(A block of data)
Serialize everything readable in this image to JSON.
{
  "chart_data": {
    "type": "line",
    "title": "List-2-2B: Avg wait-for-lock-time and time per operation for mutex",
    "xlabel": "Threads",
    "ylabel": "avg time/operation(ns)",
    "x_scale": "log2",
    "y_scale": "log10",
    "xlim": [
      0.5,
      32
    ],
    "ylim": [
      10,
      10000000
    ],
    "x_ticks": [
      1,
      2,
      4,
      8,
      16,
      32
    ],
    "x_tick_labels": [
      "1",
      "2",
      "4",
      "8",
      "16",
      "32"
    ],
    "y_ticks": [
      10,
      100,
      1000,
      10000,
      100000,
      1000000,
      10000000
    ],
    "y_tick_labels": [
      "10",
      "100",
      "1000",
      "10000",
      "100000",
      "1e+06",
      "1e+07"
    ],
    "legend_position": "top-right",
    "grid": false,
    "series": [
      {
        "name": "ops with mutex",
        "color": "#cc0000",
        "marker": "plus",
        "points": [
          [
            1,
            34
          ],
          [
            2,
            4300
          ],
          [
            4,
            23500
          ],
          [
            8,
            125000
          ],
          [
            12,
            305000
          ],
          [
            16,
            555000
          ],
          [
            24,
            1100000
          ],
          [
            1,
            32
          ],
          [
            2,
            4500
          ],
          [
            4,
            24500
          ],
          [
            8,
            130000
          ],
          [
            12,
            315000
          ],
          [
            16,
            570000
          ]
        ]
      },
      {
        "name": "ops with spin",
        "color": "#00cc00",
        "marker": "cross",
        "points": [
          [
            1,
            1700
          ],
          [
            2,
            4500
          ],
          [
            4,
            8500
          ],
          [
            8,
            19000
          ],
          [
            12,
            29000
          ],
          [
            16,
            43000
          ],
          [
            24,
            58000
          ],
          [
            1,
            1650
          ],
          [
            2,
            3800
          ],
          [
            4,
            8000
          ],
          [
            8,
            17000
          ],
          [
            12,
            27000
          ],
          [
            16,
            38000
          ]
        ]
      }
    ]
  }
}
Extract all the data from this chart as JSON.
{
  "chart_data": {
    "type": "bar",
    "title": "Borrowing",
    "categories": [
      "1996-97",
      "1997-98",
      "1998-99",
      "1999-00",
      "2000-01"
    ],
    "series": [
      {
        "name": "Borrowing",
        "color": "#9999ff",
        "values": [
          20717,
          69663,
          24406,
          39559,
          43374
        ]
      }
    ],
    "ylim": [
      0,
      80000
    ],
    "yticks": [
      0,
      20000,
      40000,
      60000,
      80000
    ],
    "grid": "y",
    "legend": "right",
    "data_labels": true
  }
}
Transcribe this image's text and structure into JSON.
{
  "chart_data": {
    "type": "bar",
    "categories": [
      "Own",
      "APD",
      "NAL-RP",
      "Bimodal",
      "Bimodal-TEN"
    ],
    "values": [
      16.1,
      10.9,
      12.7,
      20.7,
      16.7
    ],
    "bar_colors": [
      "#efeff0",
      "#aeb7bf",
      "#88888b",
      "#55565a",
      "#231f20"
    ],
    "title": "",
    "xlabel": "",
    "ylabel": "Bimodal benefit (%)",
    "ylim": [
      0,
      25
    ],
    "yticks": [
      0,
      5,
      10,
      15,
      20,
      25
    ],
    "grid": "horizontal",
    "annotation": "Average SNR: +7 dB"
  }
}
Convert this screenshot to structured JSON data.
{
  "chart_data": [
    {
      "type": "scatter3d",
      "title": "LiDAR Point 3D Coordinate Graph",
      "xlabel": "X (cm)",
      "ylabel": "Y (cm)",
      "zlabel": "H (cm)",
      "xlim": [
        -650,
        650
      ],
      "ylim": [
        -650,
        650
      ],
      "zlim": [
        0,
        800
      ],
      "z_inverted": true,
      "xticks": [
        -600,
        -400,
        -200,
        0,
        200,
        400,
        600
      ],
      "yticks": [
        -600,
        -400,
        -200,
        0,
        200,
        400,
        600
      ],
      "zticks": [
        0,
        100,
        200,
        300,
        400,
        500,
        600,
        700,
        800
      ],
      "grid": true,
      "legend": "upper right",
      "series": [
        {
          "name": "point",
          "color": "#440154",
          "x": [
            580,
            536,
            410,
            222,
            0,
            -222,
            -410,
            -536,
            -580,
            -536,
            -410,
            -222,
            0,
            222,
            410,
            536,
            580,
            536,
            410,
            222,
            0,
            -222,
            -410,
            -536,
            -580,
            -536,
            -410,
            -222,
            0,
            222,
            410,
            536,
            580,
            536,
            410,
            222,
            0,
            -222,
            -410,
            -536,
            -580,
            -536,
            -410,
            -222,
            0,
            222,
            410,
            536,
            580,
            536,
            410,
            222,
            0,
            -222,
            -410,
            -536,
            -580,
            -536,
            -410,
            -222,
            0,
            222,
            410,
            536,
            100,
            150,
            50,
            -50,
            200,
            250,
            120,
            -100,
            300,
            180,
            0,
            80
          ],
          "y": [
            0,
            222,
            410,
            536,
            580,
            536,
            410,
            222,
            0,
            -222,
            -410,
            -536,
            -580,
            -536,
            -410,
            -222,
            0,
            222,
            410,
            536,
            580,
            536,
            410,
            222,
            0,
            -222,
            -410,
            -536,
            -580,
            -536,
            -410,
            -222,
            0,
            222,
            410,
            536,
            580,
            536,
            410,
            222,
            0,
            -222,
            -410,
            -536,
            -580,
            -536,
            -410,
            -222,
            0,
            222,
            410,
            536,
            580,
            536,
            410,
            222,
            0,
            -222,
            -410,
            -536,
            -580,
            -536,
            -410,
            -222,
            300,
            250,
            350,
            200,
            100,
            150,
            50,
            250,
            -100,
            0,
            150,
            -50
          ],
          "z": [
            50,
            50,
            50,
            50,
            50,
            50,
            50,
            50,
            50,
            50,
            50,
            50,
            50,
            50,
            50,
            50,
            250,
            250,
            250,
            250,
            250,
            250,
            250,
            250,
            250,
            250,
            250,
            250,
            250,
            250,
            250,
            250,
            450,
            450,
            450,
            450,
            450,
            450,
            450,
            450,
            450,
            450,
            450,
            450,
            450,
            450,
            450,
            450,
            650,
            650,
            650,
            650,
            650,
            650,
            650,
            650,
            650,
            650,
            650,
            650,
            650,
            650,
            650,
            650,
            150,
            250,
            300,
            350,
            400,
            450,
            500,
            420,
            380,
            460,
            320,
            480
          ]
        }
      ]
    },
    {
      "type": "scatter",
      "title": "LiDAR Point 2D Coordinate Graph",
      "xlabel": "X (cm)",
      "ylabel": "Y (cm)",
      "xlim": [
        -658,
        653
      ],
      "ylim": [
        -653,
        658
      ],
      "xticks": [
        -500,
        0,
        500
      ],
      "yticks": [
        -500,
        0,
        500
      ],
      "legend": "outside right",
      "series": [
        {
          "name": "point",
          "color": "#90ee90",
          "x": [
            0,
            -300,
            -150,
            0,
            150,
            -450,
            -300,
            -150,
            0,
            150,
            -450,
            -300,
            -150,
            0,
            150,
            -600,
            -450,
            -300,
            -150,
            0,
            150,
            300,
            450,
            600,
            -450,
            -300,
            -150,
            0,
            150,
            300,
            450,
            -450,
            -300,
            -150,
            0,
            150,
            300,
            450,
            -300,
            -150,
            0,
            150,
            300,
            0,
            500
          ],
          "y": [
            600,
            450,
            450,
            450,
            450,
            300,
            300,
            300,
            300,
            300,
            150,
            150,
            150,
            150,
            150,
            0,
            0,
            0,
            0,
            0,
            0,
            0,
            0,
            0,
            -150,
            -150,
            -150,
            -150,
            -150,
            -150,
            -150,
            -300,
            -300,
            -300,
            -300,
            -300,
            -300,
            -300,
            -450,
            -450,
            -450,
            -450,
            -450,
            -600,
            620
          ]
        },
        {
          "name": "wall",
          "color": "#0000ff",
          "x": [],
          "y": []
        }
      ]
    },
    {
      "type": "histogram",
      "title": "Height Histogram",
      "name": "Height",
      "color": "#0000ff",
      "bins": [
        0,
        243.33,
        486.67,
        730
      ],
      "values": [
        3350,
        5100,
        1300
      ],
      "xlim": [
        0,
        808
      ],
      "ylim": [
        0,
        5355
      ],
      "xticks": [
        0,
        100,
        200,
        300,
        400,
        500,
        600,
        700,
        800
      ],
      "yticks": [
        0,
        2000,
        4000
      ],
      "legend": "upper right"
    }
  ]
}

**Your task:** Of the lines in the listing above, how many hold the string "name"? Reply with the number only.

**Full solution:** 7